— Task instructions —
When you copy the records that follow, please keep every word exactly as it is and leave out the pictures.

Items from a data source:
# # # # # # #
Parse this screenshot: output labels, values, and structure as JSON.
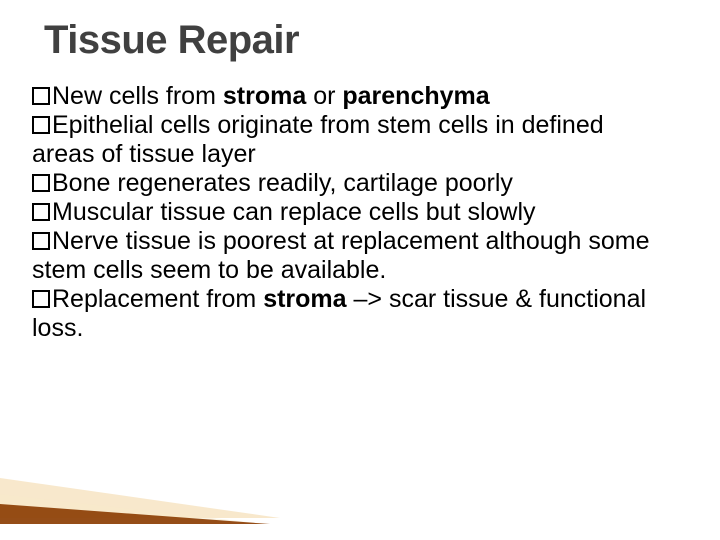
{
  "title": "Tissue Repair",
  "bullets": [
    {
      "pre": "New cells from ",
      "b1": "stroma",
      "mid": " or ",
      "b2": "parenchyma",
      "post": ""
    },
    {
      "pre": "Epithelial cells originate from stem cells in defined areas of tissue layer",
      "b1": "",
      "mid": "",
      "b2": "",
      "post": ""
    },
    {
      "pre": "Bone regenerates readily, cartilage poorly",
      "b1": "",
      "mid": "",
      "b2": "",
      "post": ""
    },
    {
      "pre": "Muscular tissue can replace cells but slowly",
      "b1": "",
      "mid": "",
      "b2": "",
      "post": ""
    },
    {
      "pre": "Nerve tissue is poorest at replacement although some stem cells seem to be available.",
      "b1": "",
      "mid": "",
      "b2": "",
      "post": ""
    },
    {
      "pre": "Replacement from ",
      "b1": "stroma",
      "mid": " –> scar tissue & functional loss.",
      "b2": "",
      "post": ""
    }
  ],
  "colors": {
    "title": "#404040",
    "text": "#000000",
    "background": "#ffffff"
  }
}
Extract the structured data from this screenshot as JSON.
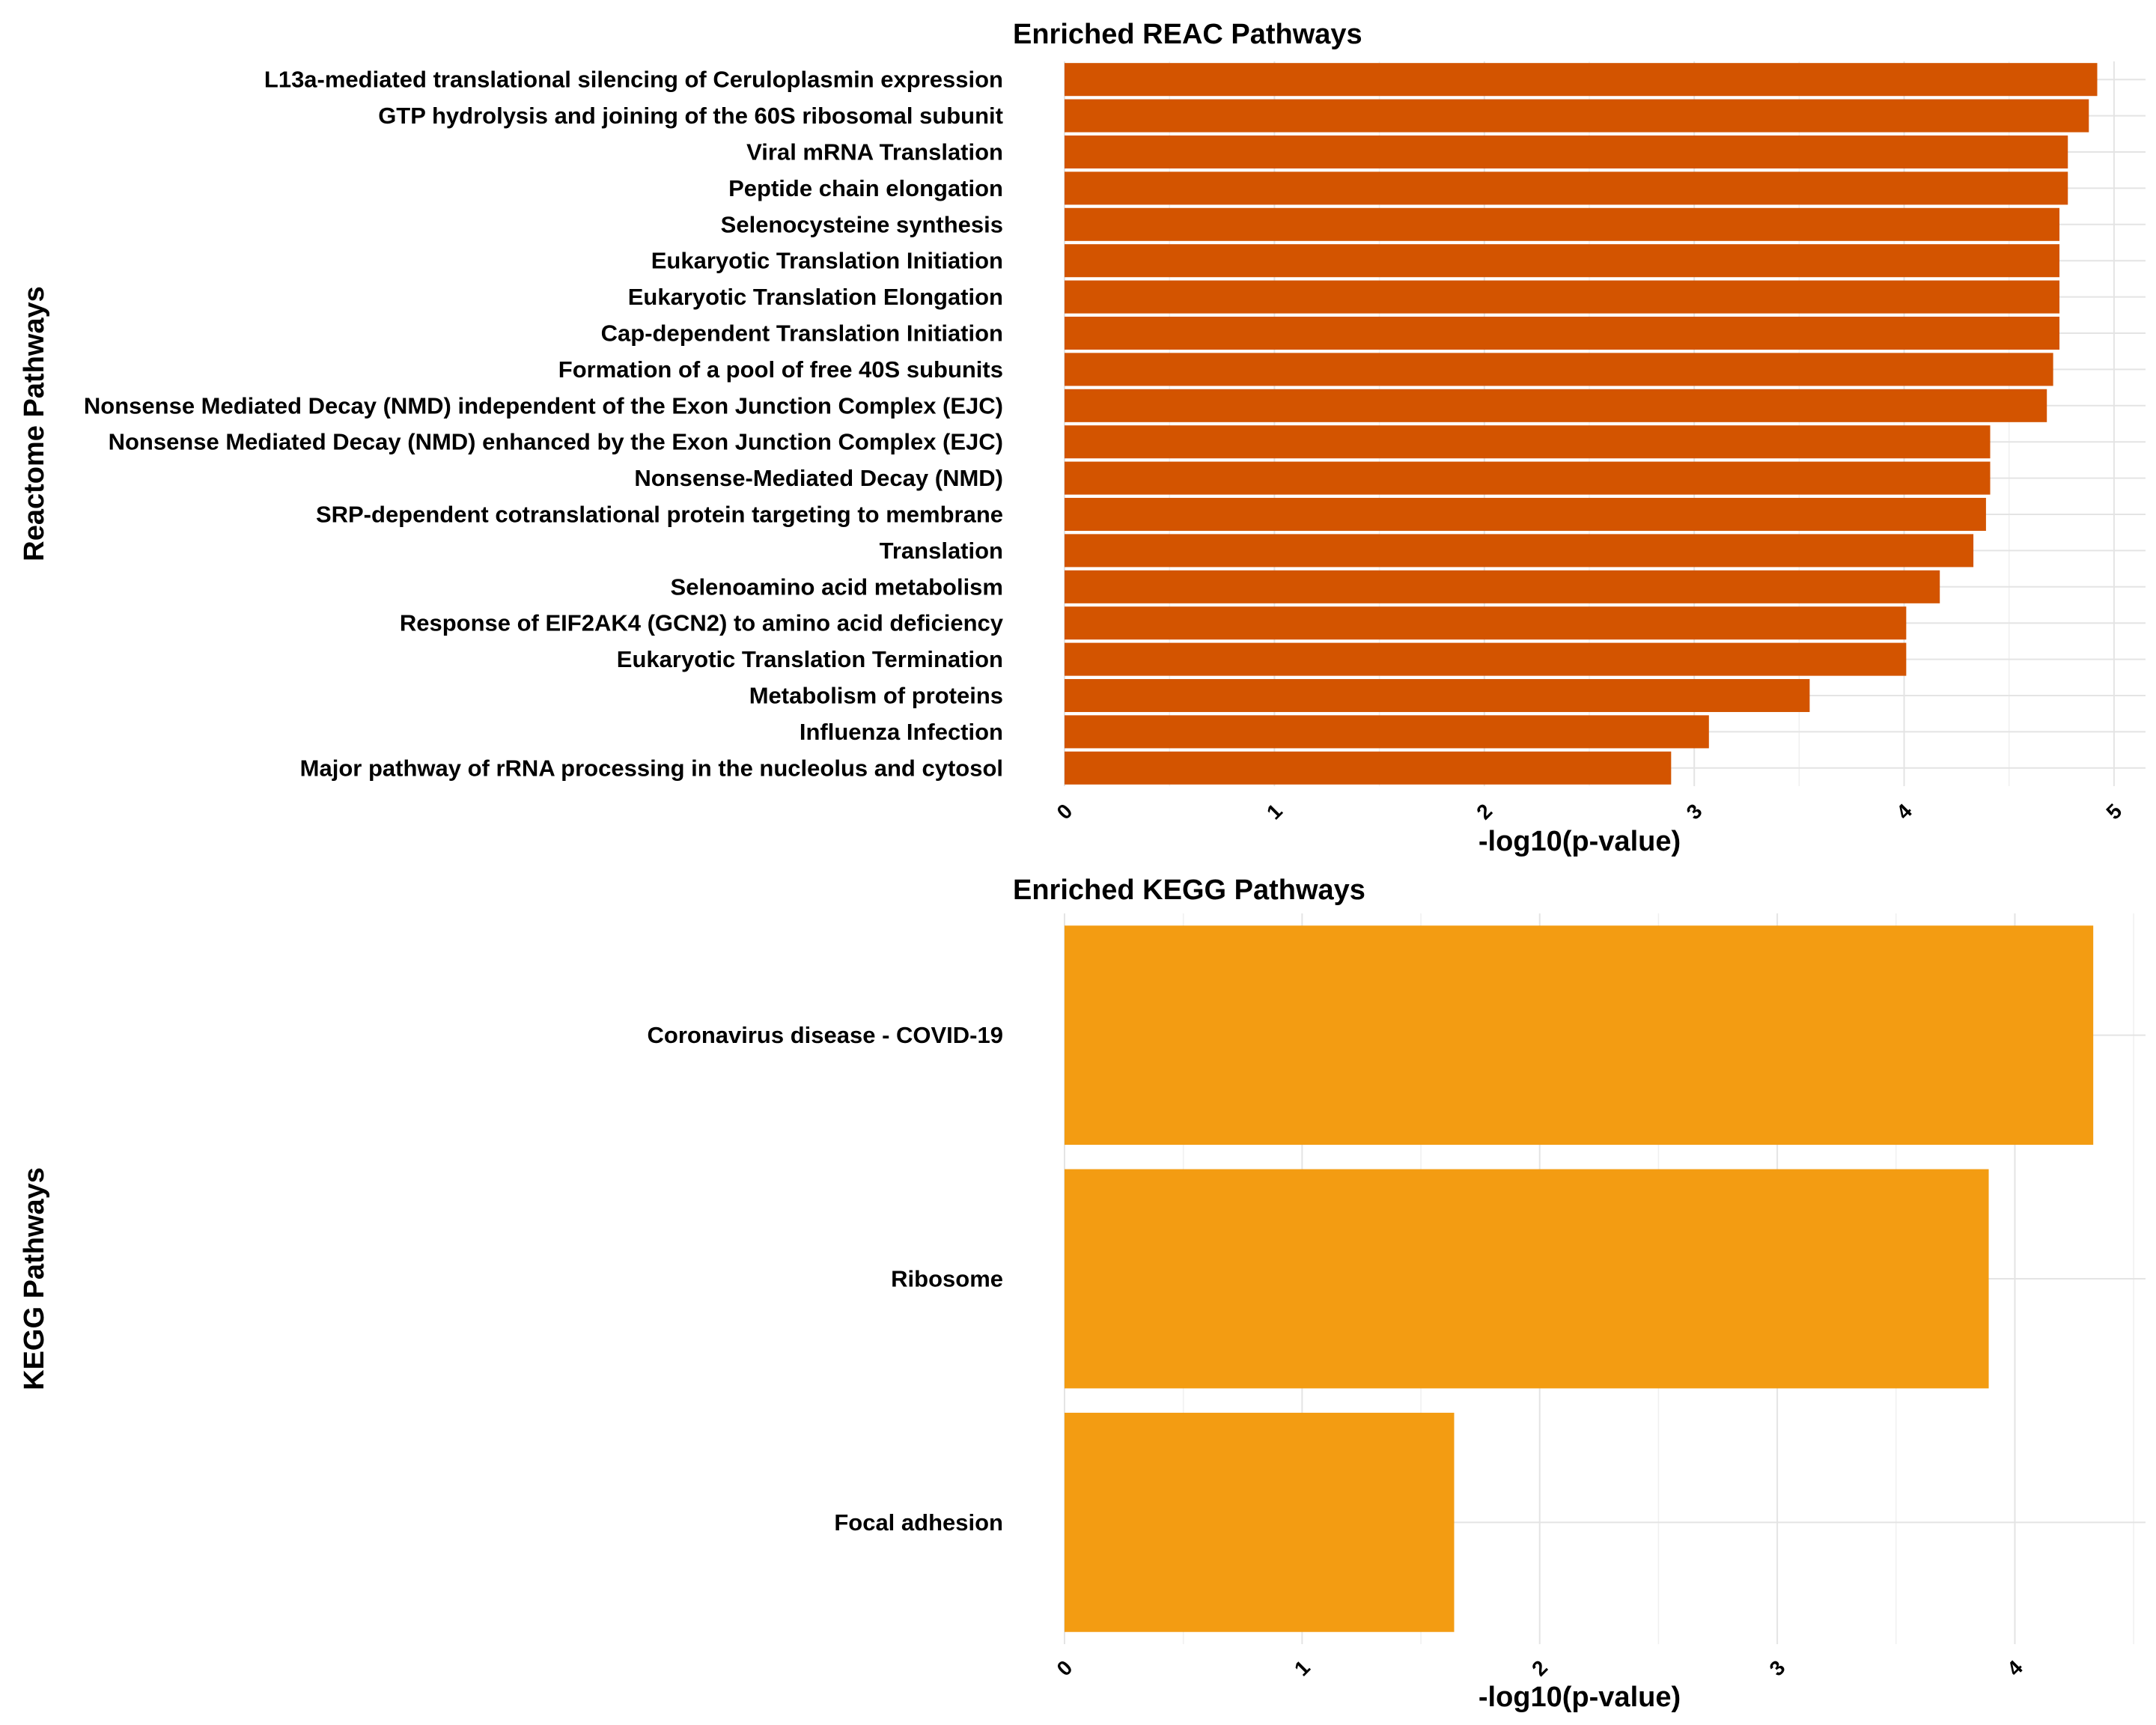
{
  "colors": {
    "reac_bar": "#D35400",
    "kegg_bar": "#F39C12"
  },
  "chart_data": [
    {
      "type": "bar",
      "orientation": "horizontal",
      "title": "Enriched REAC Pathways",
      "xlabel": "-log10(p-value)",
      "ylabel": "Reactome Pathways",
      "xlim": [
        0,
        5.15
      ],
      "xticks": [
        0,
        1,
        2,
        3,
        4,
        5
      ],
      "grid": true,
      "categories": [
        "L13a-mediated translational silencing of Ceruloplasmin expression",
        "GTP hydrolysis and joining of the 60S ribosomal subunit",
        "Viral mRNA Translation",
        "Peptide chain elongation",
        "Selenocysteine synthesis",
        "Eukaryotic Translation Initiation",
        "Eukaryotic Translation Elongation",
        "Cap-dependent Translation Initiation",
        "Formation of a pool of free 40S subunits",
        "Nonsense Mediated Decay (NMD) independent of the Exon Junction Complex (EJC)",
        "Nonsense Mediated Decay (NMD) enhanced by the Exon Junction Complex (EJC)",
        "Nonsense-Mediated Decay (NMD)",
        "SRP-dependent cotranslational protein targeting to membrane",
        "Translation",
        "Selenoamino acid metabolism",
        "Response of EIF2AK4 (GCN2) to amino acid deficiency",
        "Eukaryotic Translation Termination",
        "Metabolism of proteins",
        "Influenza Infection",
        "Major pathway of rRNA processing in the nucleolus and cytosol"
      ],
      "values": [
        4.92,
        4.88,
        4.78,
        4.78,
        4.74,
        4.74,
        4.74,
        4.74,
        4.71,
        4.68,
        4.41,
        4.41,
        4.39,
        4.33,
        4.17,
        4.01,
        4.01,
        3.55,
        3.07,
        2.89
      ]
    },
    {
      "type": "bar",
      "orientation": "horizontal",
      "title": "Enriched KEGG Pathways",
      "xlabel": "-log10(p-value)",
      "ylabel": "KEGG Pathways",
      "xlim": [
        0,
        4.55
      ],
      "xticks": [
        0,
        1,
        2,
        3,
        4
      ],
      "grid": true,
      "categories": [
        "Coronavirus disease - COVID-19",
        "Ribosome",
        "Focal adhesion"
      ],
      "values": [
        4.33,
        3.89,
        1.64
      ]
    }
  ]
}
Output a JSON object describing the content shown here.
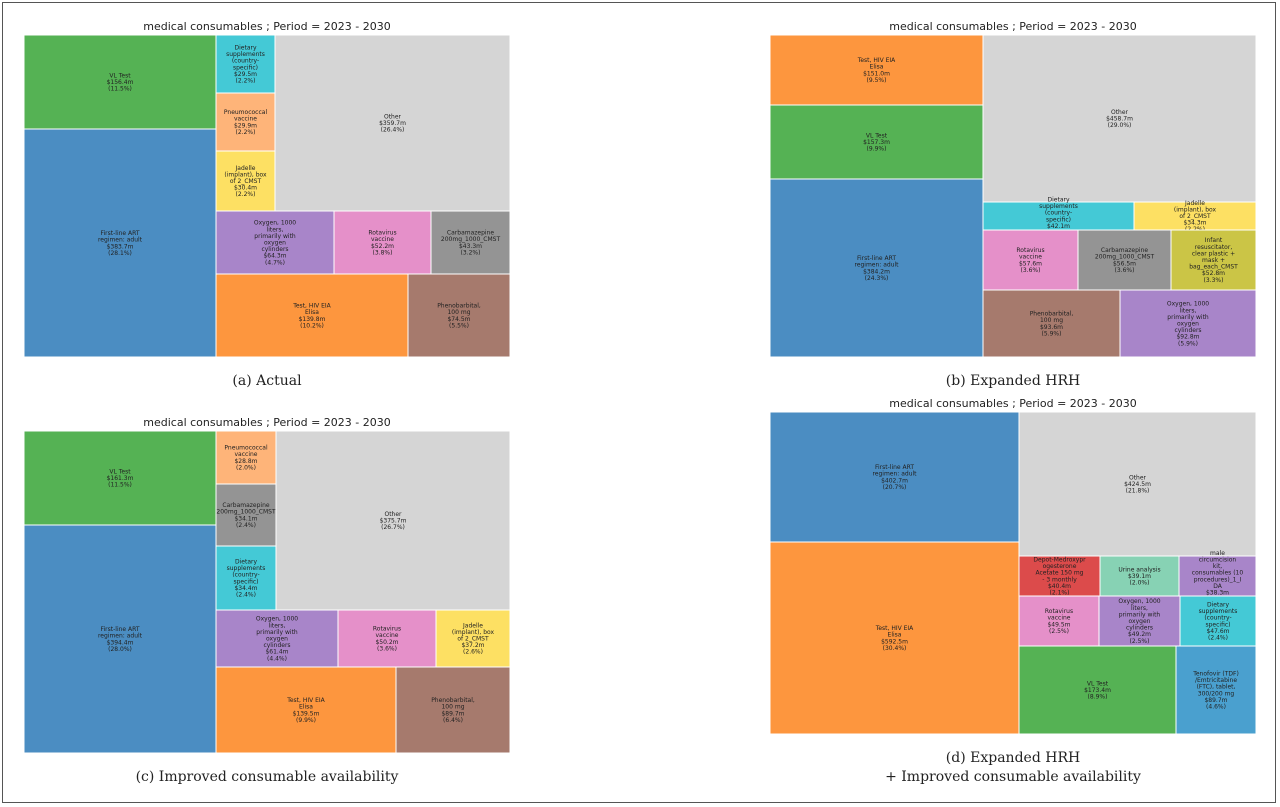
# # # # # # #
— Result below —
Parse this screenshot: output labels, values, and structure as JSON.
{
  "title": "Tissue Repair",
  "bullets": [
    {
      "pre": "New cells from ",
      "b1": "stroma",
      "mid": " or ",
      "b2": "parenchyma",
      "post": ""
    },
    {
      "pre": "Epithelial cells originate from stem cells in defined areas of tissue layer",
      "b1": "",
      "mid": "",
      "b2": "",
      "post": ""
    },
    {
      "pre": "Bone regenerates readily, cartilage poorly",
      "b1": "",
      "mid": "",
      "b2": "",
      "post": ""
    },
    {
      "pre": "Muscular tissue can replace cells but slowly",
      "b1": "",
      "mid": "",
      "b2": "",
      "post": ""
    },
    {
      "pre": "Nerve tissue is poorest at replacement although some stem cells seem to be available.",
      "b1": "",
      "mid": "",
      "b2": "",
      "post": ""
    },
    {
      "pre": "Replacement from ",
      "b1": "stroma",
      "mid": " –> scar tissue & functional loss.",
      "b2": "",
      "post": ""
    }
  ],
  "colors": {
    "title": "#404040",
    "text": "#000000",
    "background": "#ffffff"
  }
}
Extract the structured data from this screenshot as JSON.
{
  "colors": {
    "reac_bar": "#D35400",
    "kegg_bar": "#F39C12"
  },
  "chart_data": [
    {
      "type": "bar",
      "orientation": "horizontal",
      "title": "Enriched REAC Pathways",
      "xlabel": "-log10(p-value)",
      "ylabel": "Reactome Pathways",
      "xlim": [
        0,
        5.15
      ],
      "xticks": [
        0,
        1,
        2,
        3,
        4,
        5
      ],
      "grid": true,
      "categories": [
        "L13a-mediated translational silencing of Ceruloplasmin expression",
        "GTP hydrolysis and joining of the 60S ribosomal subunit",
        "Viral mRNA Translation",
        "Peptide chain elongation",
        "Selenocysteine synthesis",
        "Eukaryotic Translation Initiation",
        "Eukaryotic Translation Elongation",
        "Cap-dependent Translation Initiation",
        "Formation of a pool of free 40S subunits",
        "Nonsense Mediated Decay (NMD) independent of the Exon Junction Complex (EJC)",
        "Nonsense Mediated Decay (NMD) enhanced by the Exon Junction Complex (EJC)",
        "Nonsense-Mediated Decay (NMD)",
        "SRP-dependent cotranslational protein targeting to membrane",
        "Translation",
        "Selenoamino acid metabolism",
        "Response of EIF2AK4 (GCN2) to amino acid deficiency",
        "Eukaryotic Translation Termination",
        "Metabolism of proteins",
        "Influenza Infection",
        "Major pathway of rRNA processing in the nucleolus and cytosol"
      ],
      "values": [
        4.92,
        4.88,
        4.78,
        4.78,
        4.74,
        4.74,
        4.74,
        4.74,
        4.71,
        4.68,
        4.41,
        4.41,
        4.39,
        4.33,
        4.17,
        4.01,
        4.01,
        3.55,
        3.07,
        2.89
      ]
    },
    {
      "type": "bar",
      "orientation": "horizontal",
      "title": "Enriched KEGG Pathways",
      "xlabel": "-log10(p-value)",
      "ylabel": "KEGG Pathways",
      "xlim": [
        0,
        4.55
      ],
      "xticks": [
        0,
        1,
        2,
        3,
        4
      ],
      "grid": true,
      "categories": [
        "Coronavirus disease - COVID-19",
        "Ribosome",
        "Focal adhesion"
      ],
      "values": [
        4.33,
        3.89,
        1.64
      ]
    }
  ]
}
Output a JSON object describing the content shown here.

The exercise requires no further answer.